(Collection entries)
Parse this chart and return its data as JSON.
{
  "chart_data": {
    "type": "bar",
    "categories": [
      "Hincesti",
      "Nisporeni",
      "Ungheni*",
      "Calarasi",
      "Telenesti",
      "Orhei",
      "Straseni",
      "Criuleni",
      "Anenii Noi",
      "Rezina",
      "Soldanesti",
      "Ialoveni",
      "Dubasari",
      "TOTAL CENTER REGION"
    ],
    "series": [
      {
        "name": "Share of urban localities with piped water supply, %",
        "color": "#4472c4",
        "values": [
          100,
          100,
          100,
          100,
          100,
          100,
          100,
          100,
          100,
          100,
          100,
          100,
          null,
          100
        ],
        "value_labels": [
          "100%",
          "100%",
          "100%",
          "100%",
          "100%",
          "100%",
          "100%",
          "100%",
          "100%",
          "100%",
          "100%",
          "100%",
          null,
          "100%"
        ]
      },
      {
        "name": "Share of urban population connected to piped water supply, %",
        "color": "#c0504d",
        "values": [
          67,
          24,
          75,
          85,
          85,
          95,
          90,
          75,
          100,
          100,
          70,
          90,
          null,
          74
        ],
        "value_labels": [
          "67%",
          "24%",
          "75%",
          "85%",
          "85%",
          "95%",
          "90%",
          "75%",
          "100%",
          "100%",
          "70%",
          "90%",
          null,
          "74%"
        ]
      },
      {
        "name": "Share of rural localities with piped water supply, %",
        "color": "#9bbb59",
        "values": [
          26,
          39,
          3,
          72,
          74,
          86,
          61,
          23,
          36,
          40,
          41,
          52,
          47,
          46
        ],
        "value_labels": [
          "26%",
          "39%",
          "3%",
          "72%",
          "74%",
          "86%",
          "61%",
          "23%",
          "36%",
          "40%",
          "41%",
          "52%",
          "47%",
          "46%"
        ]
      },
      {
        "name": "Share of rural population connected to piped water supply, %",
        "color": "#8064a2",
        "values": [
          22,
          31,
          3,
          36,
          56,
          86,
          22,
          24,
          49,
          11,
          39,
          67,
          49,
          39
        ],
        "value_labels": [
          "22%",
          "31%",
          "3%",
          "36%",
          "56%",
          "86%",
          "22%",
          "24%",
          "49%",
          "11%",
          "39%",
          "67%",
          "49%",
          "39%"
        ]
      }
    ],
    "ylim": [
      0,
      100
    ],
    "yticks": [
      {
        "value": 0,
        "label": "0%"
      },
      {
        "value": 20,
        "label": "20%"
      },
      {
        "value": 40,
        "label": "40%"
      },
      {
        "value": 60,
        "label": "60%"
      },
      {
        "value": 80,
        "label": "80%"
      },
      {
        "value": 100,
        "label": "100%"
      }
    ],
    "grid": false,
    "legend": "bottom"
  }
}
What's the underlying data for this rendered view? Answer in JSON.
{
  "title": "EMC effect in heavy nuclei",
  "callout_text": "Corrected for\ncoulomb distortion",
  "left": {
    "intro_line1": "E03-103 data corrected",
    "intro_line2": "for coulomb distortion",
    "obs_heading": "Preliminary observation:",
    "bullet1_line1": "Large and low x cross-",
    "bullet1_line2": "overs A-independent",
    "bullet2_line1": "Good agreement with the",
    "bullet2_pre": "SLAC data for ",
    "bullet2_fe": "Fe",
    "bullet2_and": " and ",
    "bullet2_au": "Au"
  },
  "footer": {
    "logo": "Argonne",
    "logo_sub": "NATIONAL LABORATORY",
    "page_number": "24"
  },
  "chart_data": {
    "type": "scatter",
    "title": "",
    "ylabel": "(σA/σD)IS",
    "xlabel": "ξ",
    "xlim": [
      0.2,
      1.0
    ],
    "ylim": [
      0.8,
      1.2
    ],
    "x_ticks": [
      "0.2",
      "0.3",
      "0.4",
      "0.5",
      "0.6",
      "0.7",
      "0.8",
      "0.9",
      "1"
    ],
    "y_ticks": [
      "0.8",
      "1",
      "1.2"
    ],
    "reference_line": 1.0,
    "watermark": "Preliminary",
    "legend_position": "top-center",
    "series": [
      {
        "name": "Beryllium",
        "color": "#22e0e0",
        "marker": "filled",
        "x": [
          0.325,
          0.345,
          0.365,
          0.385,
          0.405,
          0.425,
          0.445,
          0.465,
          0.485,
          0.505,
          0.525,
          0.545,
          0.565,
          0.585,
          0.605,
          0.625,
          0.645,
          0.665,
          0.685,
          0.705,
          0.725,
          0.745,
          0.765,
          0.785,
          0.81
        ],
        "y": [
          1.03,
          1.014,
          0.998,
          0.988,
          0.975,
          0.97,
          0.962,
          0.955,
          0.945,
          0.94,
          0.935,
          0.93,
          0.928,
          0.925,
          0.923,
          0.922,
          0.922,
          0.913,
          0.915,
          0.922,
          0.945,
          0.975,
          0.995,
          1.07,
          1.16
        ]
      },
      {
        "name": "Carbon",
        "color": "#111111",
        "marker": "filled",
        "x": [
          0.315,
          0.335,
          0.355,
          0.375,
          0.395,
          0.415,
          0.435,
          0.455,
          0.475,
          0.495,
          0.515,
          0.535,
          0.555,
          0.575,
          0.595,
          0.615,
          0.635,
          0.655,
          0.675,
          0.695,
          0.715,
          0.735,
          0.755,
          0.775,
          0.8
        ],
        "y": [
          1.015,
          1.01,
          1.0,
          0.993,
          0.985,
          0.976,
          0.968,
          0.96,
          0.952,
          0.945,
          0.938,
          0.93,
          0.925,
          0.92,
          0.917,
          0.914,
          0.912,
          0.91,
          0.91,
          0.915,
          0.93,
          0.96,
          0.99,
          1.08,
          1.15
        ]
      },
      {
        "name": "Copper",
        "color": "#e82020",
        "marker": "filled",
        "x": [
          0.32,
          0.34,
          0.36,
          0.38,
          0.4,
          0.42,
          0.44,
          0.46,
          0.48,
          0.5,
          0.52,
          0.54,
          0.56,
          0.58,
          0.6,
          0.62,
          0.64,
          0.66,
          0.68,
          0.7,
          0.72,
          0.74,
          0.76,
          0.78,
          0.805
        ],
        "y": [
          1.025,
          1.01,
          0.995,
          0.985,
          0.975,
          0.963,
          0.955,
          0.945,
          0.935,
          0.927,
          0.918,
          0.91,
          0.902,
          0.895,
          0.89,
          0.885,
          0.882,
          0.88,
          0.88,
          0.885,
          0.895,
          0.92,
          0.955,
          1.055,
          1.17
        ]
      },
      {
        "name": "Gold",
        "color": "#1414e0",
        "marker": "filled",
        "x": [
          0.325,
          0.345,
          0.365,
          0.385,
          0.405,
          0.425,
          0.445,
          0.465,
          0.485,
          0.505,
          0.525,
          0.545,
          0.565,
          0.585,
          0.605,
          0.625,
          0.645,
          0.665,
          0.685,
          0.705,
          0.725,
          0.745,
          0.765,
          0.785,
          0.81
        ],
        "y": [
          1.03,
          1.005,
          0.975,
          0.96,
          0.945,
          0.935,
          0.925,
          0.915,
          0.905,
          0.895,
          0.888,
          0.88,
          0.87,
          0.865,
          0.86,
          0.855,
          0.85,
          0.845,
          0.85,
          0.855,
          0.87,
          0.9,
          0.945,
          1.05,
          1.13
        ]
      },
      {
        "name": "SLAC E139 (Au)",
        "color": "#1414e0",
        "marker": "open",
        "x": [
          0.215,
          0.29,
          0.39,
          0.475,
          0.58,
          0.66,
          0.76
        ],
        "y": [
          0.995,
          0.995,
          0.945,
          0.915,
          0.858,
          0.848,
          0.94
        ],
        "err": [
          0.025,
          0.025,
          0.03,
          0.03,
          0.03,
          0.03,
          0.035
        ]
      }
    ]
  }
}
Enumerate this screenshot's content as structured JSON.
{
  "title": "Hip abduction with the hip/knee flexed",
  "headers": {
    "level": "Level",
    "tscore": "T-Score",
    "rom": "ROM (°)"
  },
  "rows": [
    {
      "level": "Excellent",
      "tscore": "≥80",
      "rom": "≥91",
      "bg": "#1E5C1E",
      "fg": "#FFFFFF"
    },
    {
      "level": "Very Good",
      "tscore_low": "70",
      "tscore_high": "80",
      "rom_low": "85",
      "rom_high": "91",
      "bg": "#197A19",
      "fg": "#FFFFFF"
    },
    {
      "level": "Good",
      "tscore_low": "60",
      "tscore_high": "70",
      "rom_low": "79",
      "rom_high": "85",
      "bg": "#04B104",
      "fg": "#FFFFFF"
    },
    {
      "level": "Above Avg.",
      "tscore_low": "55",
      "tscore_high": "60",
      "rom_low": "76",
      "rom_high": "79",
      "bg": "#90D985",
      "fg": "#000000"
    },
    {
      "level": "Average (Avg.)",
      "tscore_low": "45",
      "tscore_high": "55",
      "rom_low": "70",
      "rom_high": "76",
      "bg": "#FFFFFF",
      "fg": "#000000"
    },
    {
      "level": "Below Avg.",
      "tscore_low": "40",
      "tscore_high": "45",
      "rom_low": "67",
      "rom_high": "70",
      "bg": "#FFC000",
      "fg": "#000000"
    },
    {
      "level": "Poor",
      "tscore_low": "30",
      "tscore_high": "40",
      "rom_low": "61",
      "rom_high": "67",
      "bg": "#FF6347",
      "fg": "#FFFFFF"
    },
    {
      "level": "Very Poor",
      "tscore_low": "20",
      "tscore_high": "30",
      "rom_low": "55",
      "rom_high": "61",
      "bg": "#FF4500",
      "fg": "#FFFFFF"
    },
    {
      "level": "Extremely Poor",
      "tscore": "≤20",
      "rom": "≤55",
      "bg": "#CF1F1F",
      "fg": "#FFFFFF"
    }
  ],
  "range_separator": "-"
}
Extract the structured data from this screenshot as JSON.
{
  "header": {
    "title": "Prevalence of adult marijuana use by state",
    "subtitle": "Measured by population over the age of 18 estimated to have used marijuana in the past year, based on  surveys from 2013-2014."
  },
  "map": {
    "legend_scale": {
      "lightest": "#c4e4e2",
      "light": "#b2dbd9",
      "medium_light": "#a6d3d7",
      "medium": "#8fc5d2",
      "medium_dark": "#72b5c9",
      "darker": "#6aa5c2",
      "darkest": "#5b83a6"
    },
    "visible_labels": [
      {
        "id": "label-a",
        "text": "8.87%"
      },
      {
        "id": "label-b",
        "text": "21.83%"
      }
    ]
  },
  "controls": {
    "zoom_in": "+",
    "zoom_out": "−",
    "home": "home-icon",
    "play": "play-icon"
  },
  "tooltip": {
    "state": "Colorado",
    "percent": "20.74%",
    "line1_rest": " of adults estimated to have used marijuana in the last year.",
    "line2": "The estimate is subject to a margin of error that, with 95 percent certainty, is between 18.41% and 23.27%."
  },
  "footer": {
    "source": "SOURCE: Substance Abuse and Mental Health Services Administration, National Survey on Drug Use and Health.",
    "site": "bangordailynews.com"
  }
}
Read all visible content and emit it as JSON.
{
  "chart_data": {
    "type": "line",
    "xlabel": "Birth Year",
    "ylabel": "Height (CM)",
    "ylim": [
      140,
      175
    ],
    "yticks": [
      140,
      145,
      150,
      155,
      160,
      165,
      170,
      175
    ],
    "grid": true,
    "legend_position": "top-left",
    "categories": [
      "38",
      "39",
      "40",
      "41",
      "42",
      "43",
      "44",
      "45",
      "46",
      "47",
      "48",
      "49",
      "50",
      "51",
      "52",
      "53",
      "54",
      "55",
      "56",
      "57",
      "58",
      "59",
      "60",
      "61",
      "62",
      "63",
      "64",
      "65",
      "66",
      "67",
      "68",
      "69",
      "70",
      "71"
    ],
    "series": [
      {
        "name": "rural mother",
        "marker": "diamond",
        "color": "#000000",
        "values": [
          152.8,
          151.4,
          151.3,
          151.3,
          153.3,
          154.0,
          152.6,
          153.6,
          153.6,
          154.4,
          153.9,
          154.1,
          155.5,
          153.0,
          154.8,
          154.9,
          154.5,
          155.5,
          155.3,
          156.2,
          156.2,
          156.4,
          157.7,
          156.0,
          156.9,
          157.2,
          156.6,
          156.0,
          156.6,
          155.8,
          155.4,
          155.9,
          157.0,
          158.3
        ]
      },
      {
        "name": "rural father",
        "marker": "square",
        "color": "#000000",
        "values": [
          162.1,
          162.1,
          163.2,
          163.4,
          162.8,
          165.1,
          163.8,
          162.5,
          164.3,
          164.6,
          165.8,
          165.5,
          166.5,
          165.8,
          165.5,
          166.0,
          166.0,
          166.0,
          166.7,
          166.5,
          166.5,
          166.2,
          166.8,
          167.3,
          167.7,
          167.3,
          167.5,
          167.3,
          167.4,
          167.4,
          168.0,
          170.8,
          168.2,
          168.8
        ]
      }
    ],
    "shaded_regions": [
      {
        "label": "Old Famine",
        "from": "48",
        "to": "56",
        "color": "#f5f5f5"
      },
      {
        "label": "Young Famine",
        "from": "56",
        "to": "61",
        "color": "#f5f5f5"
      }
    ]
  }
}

● **Stated goal**
Return each line in the records that holds the string "screenshot".

● **Final answer**
Enumerate this screenshot's content as structured JSON.
Extract the structured data from this screenshot as JSON.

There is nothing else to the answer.